- **WHAT YOU NEED TO DO**: State how many lines in these records contain the word "Available", and nothing else.

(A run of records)
▬▬▬▬▬▬▬▬▬▬

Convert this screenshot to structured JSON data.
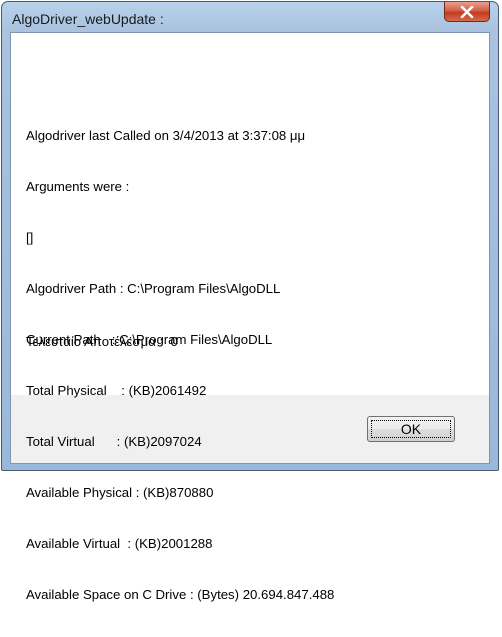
{
  "window": {
    "title": "AlgoDriver_webUpdate :"
  },
  "message": {
    "lines": [
      "Algodriver last Called on 3/4/2013 at 3:37:08 μμ",
      "Arguments were :",
      "[]",
      "Algodriver Path : C:\\Program Files\\AlgoDLL",
      "Current Path   : C:\\Program Files\\AlgoDLL",
      "Total Physical    : (KB)2061492",
      "Total Virtual      : (KB)2097024",
      "Available Physical : (KB)870880",
      "Available Virtual  : (KB)2001288",
      "Available Space on C Drive : (Bytes) 20.694.847.488"
    ],
    "result": "Τελευταίο Αποτέλεσμα :  0"
  },
  "buttons": {
    "ok_label": "OK"
  },
  "icons": {
    "close": "close-icon"
  }
}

▬▬▬▬▬▬▬▬▬▬

- **EXERCISE SOLUTION**: 3